Requirements: Indicate only the number of lines in the listing below in which the word "Jharkhand" appears.

START Supplied data

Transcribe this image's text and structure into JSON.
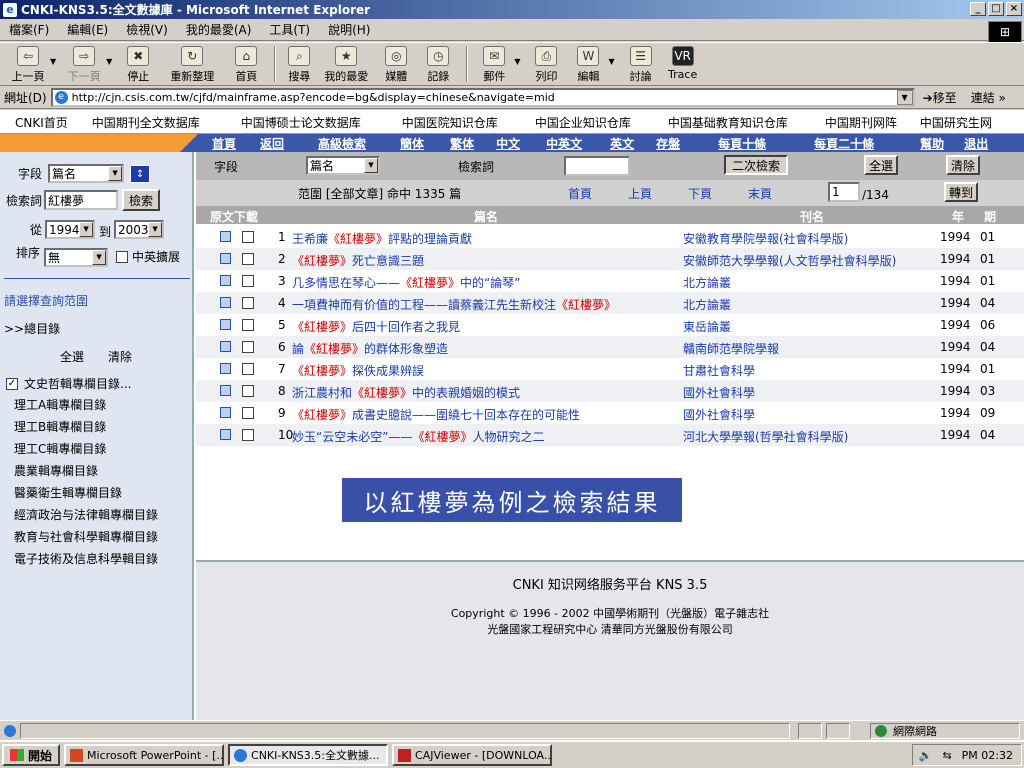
{
  "window": {
    "title": "CNKI-KNS3.5:全文數據庫 - Microsoft Internet Explorer",
    "btn_min": "_",
    "btn_max": "□",
    "btn_close": "×"
  },
  "menu": [
    "檔案(F)",
    "編輯(E)",
    "檢視(V)",
    "我的最愛(A)",
    "工具(T)",
    "說明(H)"
  ],
  "toolbar": {
    "back": "上一頁",
    "forward": "下一頁",
    "stop": "停止",
    "refresh": "重新整理",
    "home": "首頁",
    "search": "搜尋",
    "favorites": "我的最愛",
    "media": "媒體",
    "history": "記錄",
    "mail": "郵件",
    "print": "列印",
    "edit": "編輯",
    "discuss": "討論",
    "trace": "Trace"
  },
  "address": {
    "label": "網址(D)",
    "url": "http://cjn.csis.com.tw/cjfd/mainframe.asp?encode=bg&display=chinese&navigate=mid",
    "go": "移至",
    "links": "連結"
  },
  "topnav": [
    "CNKI首页",
    "中国期刊全文数据库",
    "中国博硕士论文数据库",
    "中国医院知识仓库",
    "中国企业知识仓库",
    "中国基础教育知识仓库",
    "中国期刊网阵",
    "中国研究生网"
  ],
  "bluenav": [
    "首頁",
    "返回",
    "高級檢索",
    "簡体",
    "繁体",
    "中文",
    "中英文",
    "英文",
    "存盤",
    "每頁十條",
    "每頁二十條",
    "幫助",
    "退出"
  ],
  "left": {
    "field_label": "字段",
    "field_value": "篇名",
    "term_label": "檢索詞",
    "term_value": "紅樓夢",
    "search_btn": "檢索",
    "from_label": "從",
    "from_value": "1994",
    "to_label": "到",
    "to_value": "2003",
    "sort_label": "排序",
    "sort_value": "無",
    "cn_en_label": "中英擴展",
    "choose_range": "請選擇查詢范圍",
    "total_dir": ">>總目錄",
    "select_all": "全選",
    "clear": "清除",
    "categories": [
      "文史哲輯專欄目錄...",
      "理工A輯專欄目錄",
      "理工B輯專欄目錄",
      "理工C輯專欄目錄",
      "農業輯專欄目錄",
      "醫藥衛生輯專欄目錄",
      "經濟政治与法律輯專欄目錄",
      "教育与社會科學輯專欄目錄",
      "電子技術及信息科學輯目錄"
    ]
  },
  "main": {
    "field_label": "字段",
    "field_value": "篇名",
    "term_label": "檢索詞",
    "secondary_search": "二次檢索",
    "select_all": "全選",
    "clear": "清除",
    "range_text": "范圍 [全部文章] 命中 1335 篇",
    "first": "首頁",
    "prev": "上頁",
    "next": "下頁",
    "last": "末頁",
    "page_value": "1",
    "page_total": "/134",
    "goto": "轉到",
    "headers": {
      "download": "原文下載",
      "title": "篇名",
      "journal": "刊名",
      "year": "年",
      "issue": "期"
    },
    "rows": [
      {
        "num": "1",
        "pre": "王希廉",
        "kw": "《紅樓夢》",
        "post": "評點的理論貢獻",
        "journal": "安徽教育學院學報(社會科學版)",
        "year": "1994",
        "issue": "01"
      },
      {
        "num": "2",
        "pre": "",
        "kw": "《紅樓夢》",
        "post": "死亡意識三題",
        "journal": "安徽師范大學學報(人文哲學社會科學版)",
        "year": "1994",
        "issue": "01"
      },
      {
        "num": "3",
        "pre": "几多情思在琴心——",
        "kw": "《紅樓夢》",
        "post": "中的“論琴”",
        "journal": "北方論叢",
        "year": "1994",
        "issue": "01"
      },
      {
        "num": "4",
        "pre": "一項費神而有价值的工程——讀蔡義江先生新校注",
        "kw": "《紅樓夢》",
        "post": "",
        "journal": "北方論叢",
        "year": "1994",
        "issue": "04"
      },
      {
        "num": "5",
        "pre": "",
        "kw": "《紅樓夢》",
        "post": "后四十回作者之我見",
        "journal": "東岳論叢",
        "year": "1994",
        "issue": "06"
      },
      {
        "num": "6",
        "pre": "論",
        "kw": "《紅樓夢》",
        "post": "的群体形象塑造",
        "journal": "贛南師范學院學報",
        "year": "1994",
        "issue": "04"
      },
      {
        "num": "7",
        "pre": "",
        "kw": "《紅樓夢》",
        "post": "探佚成果辨誤",
        "journal": "甘肅社會科學",
        "year": "1994",
        "issue": "01"
      },
      {
        "num": "8",
        "pre": "浙江農村和",
        "kw": "《紅樓夢》",
        "post": "中的表親婚姻的模式",
        "journal": "國外社會科學",
        "year": "1994",
        "issue": "03"
      },
      {
        "num": "9",
        "pre": "",
        "kw": "《紅樓夢》",
        "post": "成書史臆說——圍繞七十回本存在的可能性",
        "journal": "國外社會科學",
        "year": "1994",
        "issue": "09"
      },
      {
        "num": "10",
        "pre": "妙玉“云空未必空”——",
        "kw": "《紅樓夢》",
        "post": "人物研究之二",
        "journal": "河北大學學報(哲學社會科學版)",
        "year": "1994",
        "issue": "04"
      }
    ],
    "banner": "以紅樓夢為例之檢索結果"
  },
  "footer": {
    "line1": "CNKI 知识网络服务平台  KNS 3.5",
    "line2": "Copyright © 1996 - 2002  中國學術期刊（光盤版）電子雜志社",
    "line3": "光盤國家工程研究中心  清華同方光盤股份有限公司"
  },
  "status": {
    "zone": "網際網路"
  },
  "taskbar": {
    "start": "開始",
    "tasks": [
      "Microsoft PowerPoint - [...",
      "CNKI-KNS3.5:全文數據...",
      "CAJViewer - [DOWNLOA..."
    ],
    "clock": "PM 02:32"
  }
}
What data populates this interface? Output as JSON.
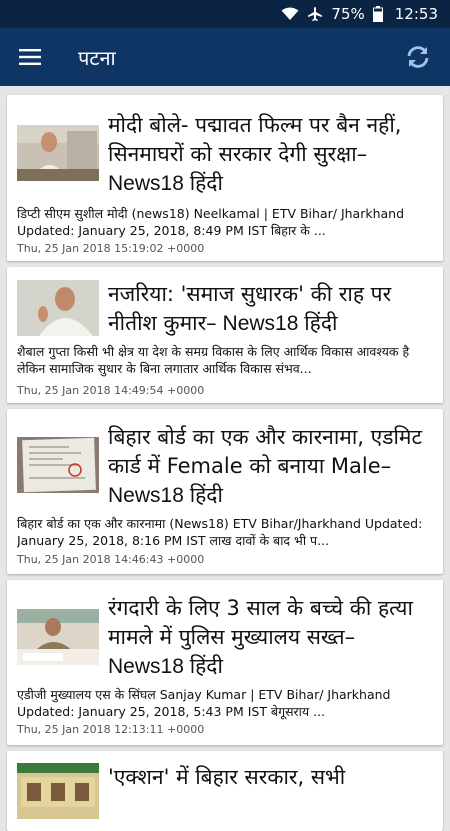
{
  "status": {
    "battery": "75%",
    "time": "12:53"
  },
  "appbar": {
    "title": "पटना"
  },
  "icons": {
    "menu": "hamburger-menu-icon",
    "refresh": "refresh-icon",
    "wifi": "wifi-icon",
    "airplane": "airplane-mode-icon",
    "battery": "battery-icon"
  },
  "colors": {
    "appbar": "#0e3563",
    "statusbar": "#0b2444",
    "background": "#e6e6e6"
  },
  "articles": [
    {
      "headline": "मोदी बोले- पद्मावत फिल्म पर बैन नहीं, सिनमाघरों को सरकार देगी सुरक्षा–",
      "source": " News18 हिंदी",
      "summary": "डिप्टी सीएम सुशील मोदी (news18)  Neelkamal | ETV Bihar/ Jharkhand Updated: January 25, 2018, 8:49 PM IST  बिहार के ...",
      "date": "Thu, 25 Jan 2018 15:19:02 +0000"
    },
    {
      "headline": "नजरिया: 'समाज सुधारक' की राह पर नीतीश कुमार–",
      "source": " News18 हिंदी",
      "summary": "शैबाल गुप्ता  किसी भी क्षेत्र या देश के समग्र विकास के लिए आर्थिक विकास आवश्यक है लेकिन सामाजिक सुधार के बिना लगातार आर्थिक विकास संभव...",
      "date": "Thu, 25 Jan 2018 14:49:54 +0000"
    },
    {
      "headline": "बिहार बोर्ड का एक और कारनामा, एडमिट कार्ड में Female को बनाया Male–",
      "source": " News18 हिंदी",
      "summary": "बिहार बोर्ड का एक और कारनामा (News18)  ETV Bihar/Jharkhand Updated: January 25, 2018, 8:16 PM IST  लाख दावों के बाद भी प...",
      "date": "Thu, 25 Jan 2018 14:46:43 +0000"
    },
    {
      "headline": "रंगदारी के लिए 3 साल के बच्चे की हत्या मामले में पुलिस मुख्यालय सख्त–",
      "source": " News18 हिंदी",
      "summary": "एडीजी मुख्यालय एस के सिंघल  Sanjay Kumar | ETV Bihar/ Jharkhand Updated: January 25, 2018, 5:43 PM IST  बेगूसराय ...",
      "date": "Thu, 25 Jan 2018 12:13:11 +0000"
    },
    {
      "headline": "'एक्शन' में बिहार सरकार, सभी",
      "source": "",
      "summary": "",
      "date": ""
    }
  ]
}
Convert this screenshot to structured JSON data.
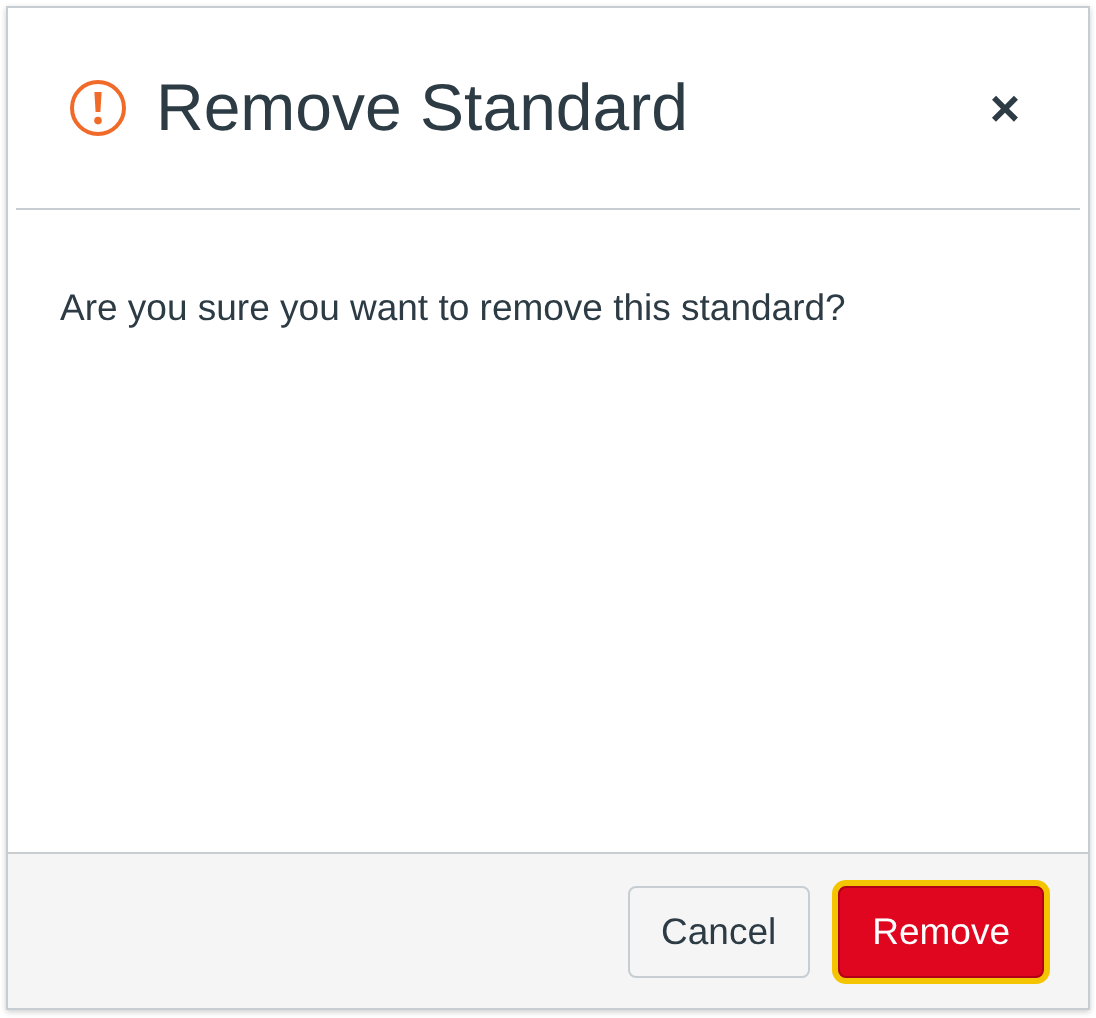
{
  "dialog": {
    "title": "Remove Standard",
    "close": "×",
    "message": "Are you sure you want to remove this standard?",
    "buttons": [
      {
        "label": "Cancel",
        "kind": "secondary",
        "focused": false
      },
      {
        "label": "Remove",
        "kind": "primary",
        "focused": true
      }
    ]
  }
}
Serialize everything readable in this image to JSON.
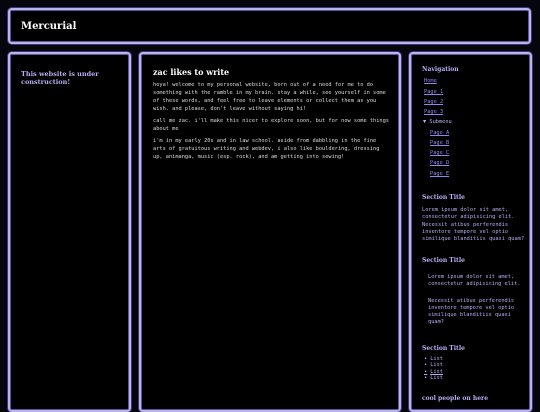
{
  "header": {
    "site_title": "Mercurial"
  },
  "left": {
    "note": "This website is under construction!"
  },
  "main": {
    "title": "zac likes to write",
    "paragraphs": [
      "heya! welcome to my personal website, born out of a need for me to do something with the ramble in my brain. stay a while, see yourself in some of these words, and feel free to leave elements or collect them as you wish. and please, don't leave without saying hi!",
      "call me zac. i'll make this nicer to explore soon, but for now some things about me",
      "i'm in my early 20s and in law school. aside from dabbling in the fine arts of gratuitous writing and webdev, i also like bouldering, dressing up, animanga, music (esp. rock), and am getting into sewing!"
    ]
  },
  "right": {
    "nav_title": "Navigation",
    "nav_items": [
      "Home",
      "Page 1",
      "Page 2",
      "Page 3"
    ],
    "submenu_label": "▼ Submenu",
    "submenu_items": [
      "Page A",
      "Page B",
      "Page C",
      "Page D",
      "Page E"
    ],
    "section1": {
      "title": "Section Title",
      "p1": "Lorem ipsum dolor sit amet, consectetur adipisicing elit.",
      "p2": "Necessit atibus perferendis inventore tempore vel optio similique blanditiis quasi quam?"
    },
    "section2": {
      "title": "Section Title",
      "p1": "Lorem ipsum dolor sit amet, consectetur adipisicing elit.",
      "p2": "Necessit atibus perferendis inventore tempore vel optio similique blanditiis quasi quam?"
    },
    "section3": {
      "title": "Section Title",
      "list": [
        "List",
        "List",
        "List",
        "List"
      ]
    },
    "cool_people_title": "cool people on here"
  }
}
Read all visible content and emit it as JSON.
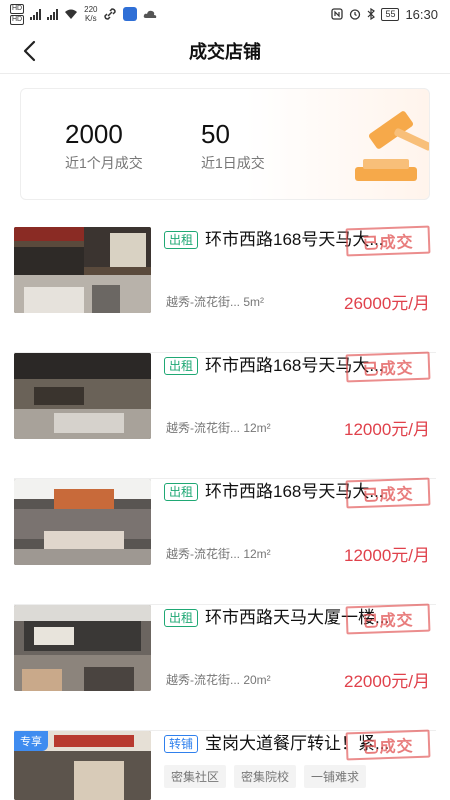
{
  "status_bar": {
    "speed": "220",
    "speed_unit": "K/s",
    "battery": "55",
    "time": "16:30"
  },
  "header": {
    "title": "成交店铺"
  },
  "stats": {
    "month_value": "2000",
    "month_label": "近1个月成交",
    "day_value": "50",
    "day_label": "近1日成交"
  },
  "listings": [
    {
      "type": "出租",
      "title": "环市西路168号天马大...",
      "stamp": "已成交",
      "meta": "越秀-流花街... 5m²",
      "price": "26000元/月"
    },
    {
      "type": "出租",
      "title": "环市西路168号天马大...",
      "stamp": "已成交",
      "meta": "越秀-流花街... 12m²",
      "price": "12000元/月"
    },
    {
      "type": "出租",
      "title": "环市西路168号天马大...",
      "stamp": "已成交",
      "meta": "越秀-流花街... 12m²",
      "price": "12000元/月"
    },
    {
      "type": "出租",
      "title": "环市西路天马大厦一楼...",
      "stamp": "已成交",
      "meta": "越秀-流花街... 20m²",
      "price": "22000元/月"
    },
    {
      "type": "转铺",
      "badge": "专享",
      "title": "宝岗大道餐厅转让！紧...",
      "stamp": "已成交",
      "chips": [
        "密集社区",
        "密集院校",
        "一铺难求"
      ]
    }
  ],
  "colors": {
    "price": "#e0414b",
    "rent_tag": "#1fa874",
    "transfer_tag": "#2f80ed",
    "promo_badge": "#3f8cf0",
    "gavel": "#f6a94a"
  }
}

END Supplied data

Output: 3